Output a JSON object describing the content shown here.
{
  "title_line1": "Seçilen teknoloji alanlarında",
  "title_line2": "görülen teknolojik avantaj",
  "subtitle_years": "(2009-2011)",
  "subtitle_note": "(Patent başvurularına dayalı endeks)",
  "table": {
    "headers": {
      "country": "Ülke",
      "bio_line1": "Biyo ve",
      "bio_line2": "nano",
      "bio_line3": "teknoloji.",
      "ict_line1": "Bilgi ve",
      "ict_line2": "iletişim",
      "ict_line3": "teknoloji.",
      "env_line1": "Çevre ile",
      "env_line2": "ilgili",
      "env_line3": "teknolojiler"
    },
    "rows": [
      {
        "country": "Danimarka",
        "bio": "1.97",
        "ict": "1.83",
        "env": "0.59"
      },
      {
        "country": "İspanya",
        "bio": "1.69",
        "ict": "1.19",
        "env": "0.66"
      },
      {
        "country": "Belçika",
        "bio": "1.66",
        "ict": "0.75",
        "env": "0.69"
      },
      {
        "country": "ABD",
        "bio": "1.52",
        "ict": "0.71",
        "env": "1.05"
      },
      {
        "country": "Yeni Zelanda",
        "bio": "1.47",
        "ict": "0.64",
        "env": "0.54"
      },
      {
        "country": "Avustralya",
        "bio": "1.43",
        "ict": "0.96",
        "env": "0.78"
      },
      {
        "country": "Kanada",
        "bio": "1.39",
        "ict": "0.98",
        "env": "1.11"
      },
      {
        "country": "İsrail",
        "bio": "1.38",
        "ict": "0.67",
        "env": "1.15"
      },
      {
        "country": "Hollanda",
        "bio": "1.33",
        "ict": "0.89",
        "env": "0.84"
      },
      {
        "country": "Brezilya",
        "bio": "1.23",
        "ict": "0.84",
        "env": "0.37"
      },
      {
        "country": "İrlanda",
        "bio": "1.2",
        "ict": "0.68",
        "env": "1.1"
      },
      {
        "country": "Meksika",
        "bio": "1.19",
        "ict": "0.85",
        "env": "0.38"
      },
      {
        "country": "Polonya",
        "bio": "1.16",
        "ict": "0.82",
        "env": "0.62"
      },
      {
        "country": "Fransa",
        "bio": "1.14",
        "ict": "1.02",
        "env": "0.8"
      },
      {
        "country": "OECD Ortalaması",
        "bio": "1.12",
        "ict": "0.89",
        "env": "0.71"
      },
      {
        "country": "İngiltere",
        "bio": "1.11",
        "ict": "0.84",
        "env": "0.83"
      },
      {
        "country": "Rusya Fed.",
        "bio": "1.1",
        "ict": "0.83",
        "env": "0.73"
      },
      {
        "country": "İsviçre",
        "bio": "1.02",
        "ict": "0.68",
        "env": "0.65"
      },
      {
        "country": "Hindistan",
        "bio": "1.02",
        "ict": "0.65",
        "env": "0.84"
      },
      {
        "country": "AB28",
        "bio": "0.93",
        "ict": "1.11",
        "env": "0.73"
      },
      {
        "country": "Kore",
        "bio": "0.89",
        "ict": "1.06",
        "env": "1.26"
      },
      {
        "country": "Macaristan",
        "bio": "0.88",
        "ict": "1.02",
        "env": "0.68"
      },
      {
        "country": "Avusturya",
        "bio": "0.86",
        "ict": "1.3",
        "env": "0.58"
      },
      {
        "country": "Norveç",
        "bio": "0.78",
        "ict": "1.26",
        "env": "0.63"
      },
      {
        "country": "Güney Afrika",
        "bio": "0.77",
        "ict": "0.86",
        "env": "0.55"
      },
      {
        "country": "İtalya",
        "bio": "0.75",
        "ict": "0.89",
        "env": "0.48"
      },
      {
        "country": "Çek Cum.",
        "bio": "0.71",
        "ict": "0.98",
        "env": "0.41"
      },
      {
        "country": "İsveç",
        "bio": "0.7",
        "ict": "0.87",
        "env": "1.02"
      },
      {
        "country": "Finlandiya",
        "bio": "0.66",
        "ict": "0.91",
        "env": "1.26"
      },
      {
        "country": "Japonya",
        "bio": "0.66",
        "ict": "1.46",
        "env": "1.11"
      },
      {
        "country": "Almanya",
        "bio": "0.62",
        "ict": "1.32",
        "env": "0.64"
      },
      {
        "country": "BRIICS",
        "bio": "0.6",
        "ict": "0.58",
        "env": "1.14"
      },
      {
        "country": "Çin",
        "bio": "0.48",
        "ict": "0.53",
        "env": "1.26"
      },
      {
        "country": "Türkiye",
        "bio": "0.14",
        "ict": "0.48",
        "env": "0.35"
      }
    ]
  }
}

┄┄┄┄┄┄

◆ **Your goal**:
Output the records exactly, including every line.

◆ **Task result**:
Output a JSON object describing the content shown here.
{
  "title_line1": "Seçilen teknoloji alanlarında",
  "title_line2": "görülen teknolojik avantaj",
  "subtitle_years": "(2009-2011)",
  "subtitle_note": "(Patent başvurularına dayalı endeks)",
  "table": {
    "headers": {
      "country": "Ülke",
      "bio_line1": "Biyo ve",
      "bio_line2": "nano",
      "bio_line3": "teknoloji.",
      "ict_line1": "Bilgi ve",
      "ict_line2": "iletişim",
      "ict_line3": "teknoloji.",
      "env_line1": "Çevre ile",
      "env_line2": "ilgili",
      "env_line3": "teknolojiler"
    },
    "rows": [
      {
        "country": "Danimarka",
        "bio": "1.97",
        "ict": "1.83",
        "env": "0.59"
      },
      {
        "country": "İspanya",
        "bio": "1.69",
        "ict": "1.19",
        "env": "0.66"
      },
      {
        "country": "Belçika",
        "bio": "1.66",
        "ict": "0.75",
        "env": "0.69"
      },
      {
        "country": "ABD",
        "bio": "1.52",
        "ict": "0.71",
        "env": "1.05"
      },
      {
        "country": "Yeni Zelanda",
        "bio": "1.47",
        "ict": "0.64",
        "env": "0.54"
      },
      {
        "country": "Avustralya",
        "bio": "1.43",
        "ict": "0.96",
        "env": "0.78"
      },
      {
        "country": "Kanada",
        "bio": "1.39",
        "ict": "0.98",
        "env": "1.11"
      },
      {
        "country": "İsrail",
        "bio": "1.38",
        "ict": "0.67",
        "env": "1.15"
      },
      {
        "country": "Hollanda",
        "bio": "1.33",
        "ict": "0.89",
        "env": "0.84"
      },
      {
        "country": "Brezilya",
        "bio": "1.23",
        "ict": "0.84",
        "env": "0.37"
      },
      {
        "country": "İrlanda",
        "bio": "1.2",
        "ict": "0.68",
        "env": "1.1"
      },
      {
        "country": "Meksika",
        "bio": "1.19",
        "ict": "0.85",
        "env": "0.38"
      },
      {
        "country": "Polonya",
        "bio": "1.16",
        "ict": "0.82",
        "env": "0.62"
      },
      {
        "country": "Fransa",
        "bio": "1.14",
        "ict": "1.02",
        "env": "0.8"
      },
      {
        "country": "OECD Ortalaması",
        "bio": "1.12",
        "ict": "0.89",
        "env": "0.71"
      },
      {
        "country": "İngiltere",
        "bio": "1.11",
        "ict": "0.84",
        "env": "0.83"
      },
      {
        "country": "Rusya Fed.",
        "bio": "1.1",
        "ict": "0.83",
        "env": "0.73"
      },
      {
        "country": "İsviçre",
        "bio": "1.02",
        "ict": "0.68",
        "env": "0.65"
      },
      {
        "country": "Hindistan",
        "bio": "1.02",
        "ict": "0.65",
        "env": "0.84"
      },
      {
        "country": "AB28",
        "bio": "0.93",
        "ict": "1.11",
        "env": "0.73"
      },
      {
        "country": "Kore",
        "bio": "0.89",
        "ict": "1.06",
        "env": "1.26"
      },
      {
        "country": "Macaristan",
        "bio": "0.88",
        "ict": "1.02",
        "env": "0.68"
      },
      {
        "country": "Avusturya",
        "bio": "0.86",
        "ict": "1.3",
        "env": "0.58"
      },
      {
        "country": "Norveç",
        "bio": "0.78",
        "ict": "1.26",
        "env": "0.63"
      },
      {
        "country": "Güney Afrika",
        "bio": "0.77",
        "ict": "0.86",
        "env": "0.55"
      },
      {
        "country": "İtalya",
        "bio": "0.75",
        "ict": "0.89",
        "env": "0.48"
      },
      {
        "country": "Çek Cum.",
        "bio": "0.71",
        "ict": "0.98",
        "env": "0.41"
      },
      {
        "country": "İsveç",
        "bio": "0.7",
        "ict": "0.87",
        "env": "1.02"
      },
      {
        "country": "Finlandiya",
        "bio": "0.66",
        "ict": "0.91",
        "env": "1.26"
      },
      {
        "country": "Japonya",
        "bio": "0.66",
        "ict": "1.46",
        "env": "1.11"
      },
      {
        "country": "Almanya",
        "bio": "0.62",
        "ict": "1.32",
        "env": "0.64"
      },
      {
        "country": "BRIICS",
        "bio": "0.6",
        "ict": "0.58",
        "env": "1.14"
      },
      {
        "country": "Çin",
        "bio": "0.48",
        "ict": "0.53",
        "env": "1.26"
      },
      {
        "country": "Türkiye",
        "bio": "0.14",
        "ict": "0.48",
        "env": "0.35"
      }
    ]
  }
}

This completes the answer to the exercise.